• [Exercise description]: Print every line of the listing exactly, please.

• [Material to process]:
* START *
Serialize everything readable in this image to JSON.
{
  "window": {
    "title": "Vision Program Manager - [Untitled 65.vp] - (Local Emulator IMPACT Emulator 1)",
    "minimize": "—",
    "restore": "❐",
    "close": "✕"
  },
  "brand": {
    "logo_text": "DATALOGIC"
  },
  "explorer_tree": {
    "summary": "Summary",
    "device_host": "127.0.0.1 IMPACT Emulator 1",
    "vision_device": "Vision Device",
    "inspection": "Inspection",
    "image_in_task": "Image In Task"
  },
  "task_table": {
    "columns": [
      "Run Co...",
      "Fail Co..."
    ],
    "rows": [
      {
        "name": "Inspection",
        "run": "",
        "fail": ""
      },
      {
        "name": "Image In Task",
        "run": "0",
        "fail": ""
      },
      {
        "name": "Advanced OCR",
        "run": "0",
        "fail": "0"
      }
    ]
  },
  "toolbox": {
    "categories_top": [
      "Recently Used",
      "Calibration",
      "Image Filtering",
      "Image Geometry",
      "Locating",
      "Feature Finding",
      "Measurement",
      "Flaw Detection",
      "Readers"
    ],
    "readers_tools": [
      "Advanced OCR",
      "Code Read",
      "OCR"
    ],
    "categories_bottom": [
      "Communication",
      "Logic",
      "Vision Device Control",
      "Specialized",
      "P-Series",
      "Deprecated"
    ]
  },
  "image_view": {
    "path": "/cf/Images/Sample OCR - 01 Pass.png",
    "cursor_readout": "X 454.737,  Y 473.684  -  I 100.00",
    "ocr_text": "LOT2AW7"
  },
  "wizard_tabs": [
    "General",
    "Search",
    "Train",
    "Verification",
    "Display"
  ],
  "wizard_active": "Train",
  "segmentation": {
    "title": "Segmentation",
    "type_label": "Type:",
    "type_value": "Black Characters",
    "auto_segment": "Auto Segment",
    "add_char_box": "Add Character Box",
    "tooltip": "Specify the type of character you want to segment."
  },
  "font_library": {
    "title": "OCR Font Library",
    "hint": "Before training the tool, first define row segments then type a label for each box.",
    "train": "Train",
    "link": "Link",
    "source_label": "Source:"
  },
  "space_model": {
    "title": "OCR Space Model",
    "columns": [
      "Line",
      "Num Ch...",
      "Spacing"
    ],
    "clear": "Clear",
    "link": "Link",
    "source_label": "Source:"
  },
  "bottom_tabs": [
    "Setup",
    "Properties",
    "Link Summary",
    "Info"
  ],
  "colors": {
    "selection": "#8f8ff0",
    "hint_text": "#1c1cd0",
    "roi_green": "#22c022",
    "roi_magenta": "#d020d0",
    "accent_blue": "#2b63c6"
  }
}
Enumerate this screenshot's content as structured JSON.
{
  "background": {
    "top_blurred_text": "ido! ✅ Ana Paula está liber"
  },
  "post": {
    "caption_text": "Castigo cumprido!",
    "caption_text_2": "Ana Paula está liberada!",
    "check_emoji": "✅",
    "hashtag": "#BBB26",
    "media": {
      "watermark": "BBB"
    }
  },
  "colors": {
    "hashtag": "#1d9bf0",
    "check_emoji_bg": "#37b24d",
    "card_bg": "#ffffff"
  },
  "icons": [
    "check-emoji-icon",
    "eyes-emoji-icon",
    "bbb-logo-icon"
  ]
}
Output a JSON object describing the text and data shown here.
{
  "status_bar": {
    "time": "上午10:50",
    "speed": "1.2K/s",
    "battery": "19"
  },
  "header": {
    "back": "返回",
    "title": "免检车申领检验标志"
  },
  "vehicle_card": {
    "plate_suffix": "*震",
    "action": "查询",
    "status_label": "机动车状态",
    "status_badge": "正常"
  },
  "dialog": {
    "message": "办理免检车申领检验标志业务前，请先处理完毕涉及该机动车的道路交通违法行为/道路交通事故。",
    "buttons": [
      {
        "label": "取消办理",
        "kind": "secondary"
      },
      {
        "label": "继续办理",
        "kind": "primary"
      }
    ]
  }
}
* END *
• [Problem solution]:
Serialize everything readable in this image to JSON.
{
  "window": {
    "title": "Vision Program Manager - [Untitled 65.vp] - (Local Emulator IMPACT Emulator 1)",
    "minimize": "—",
    "restore": "❐",
    "close": "✕"
  },
  "brand": {
    "logo_text": "DATALOGIC"
  },
  "explorer_tree": {
    "summary": "Summary",
    "device_host": "127.0.0.1 IMPACT Emulator 1",
    "vision_device": "Vision Device",
    "inspection": "Inspection",
    "image_in_task": "Image In Task"
  },
  "task_table": {
    "columns": [
      "Run Co...",
      "Fail Co..."
    ],
    "rows": [
      {
        "name": "Inspection",
        "run": "",
        "fail": ""
      },
      {
        "name": "Image In Task",
        "run": "0",
        "fail": ""
      },
      {
        "name": "Advanced OCR",
        "run": "0",
        "fail": "0"
      }
    ]
  },
  "toolbox": {
    "categories_top": [
      "Recently Used",
      "Calibration",
      "Image Filtering",
      "Image Geometry",
      "Locating",
      "Feature Finding",
      "Measurement",
      "Flaw Detection",
      "Readers"
    ],
    "readers_tools": [
      "Advanced OCR",
      "Code Read",
      "OCR"
    ],
    "categories_bottom": [
      "Communication",
      "Logic",
      "Vision Device Control",
      "Specialized",
      "P-Series",
      "Deprecated"
    ]
  },
  "image_view": {
    "path": "/cf/Images/Sample OCR - 01 Pass.png",
    "cursor_readout": "X 454.737,  Y 473.684  -  I 100.00",
    "ocr_text": "LOT2AW7"
  },
  "wizard_tabs": [
    "General",
    "Search",
    "Train",
    "Verification",
    "Display"
  ],
  "wizard_active": "Train",
  "segmentation": {
    "title": "Segmentation",
    "type_label": "Type:",
    "type_value": "Black Characters",
    "auto_segment": "Auto Segment",
    "add_char_box": "Add Character Box",
    "tooltip": "Specify the type of character you want to segment."
  },
  "font_library": {
    "title": "OCR Font Library",
    "hint": "Before training the tool, first define row segments then type a label for each box.",
    "train": "Train",
    "link": "Link",
    "source_label": "Source:"
  },
  "space_model": {
    "title": "OCR Space Model",
    "columns": [
      "Line",
      "Num Ch...",
      "Spacing"
    ],
    "clear": "Clear",
    "link": "Link",
    "source_label": "Source:"
  },
  "bottom_tabs": [
    "Setup",
    "Properties",
    "Link Summary",
    "Info"
  ],
  "colors": {
    "selection": "#8f8ff0",
    "hint_text": "#1c1cd0",
    "roi_green": "#22c022",
    "roi_magenta": "#d020d0",
    "accent_blue": "#2b63c6"
  }
}
Enumerate this screenshot's content as structured JSON.
{
  "background": {
    "top_blurred_text": "ido! ✅ Ana Paula está liber"
  },
  "post": {
    "caption_text": "Castigo cumprido!",
    "caption_text_2": "Ana Paula está liberada!",
    "check_emoji": "✅",
    "hashtag": "#BBB26",
    "media": {
      "watermark": "BBB"
    }
  },
  "colors": {
    "hashtag": "#1d9bf0",
    "check_emoji_bg": "#37b24d",
    "card_bg": "#ffffff"
  },
  "icons": [
    "check-emoji-icon",
    "eyes-emoji-icon",
    "bbb-logo-icon"
  ]
}
Output a JSON object describing the text and data shown here.
{
  "status_bar": {
    "time": "上午10:50",
    "speed": "1.2K/s",
    "battery": "19"
  },
  "header": {
    "back": "返回",
    "title": "免检车申领检验标志"
  },
  "vehicle_card": {
    "plate_suffix": "*震",
    "action": "查询",
    "status_label": "机动车状态",
    "status_badge": "正常"
  },
  "dialog": {
    "message": "办理免检车申领检验标志业务前，请先处理完毕涉及该机动车的道路交通违法行为/道路交通事故。",
    "buttons": [
      {
        "label": "取消办理",
        "kind": "secondary"
      },
      {
        "label": "继续办理",
        "kind": "primary"
      }
    ]
  }
}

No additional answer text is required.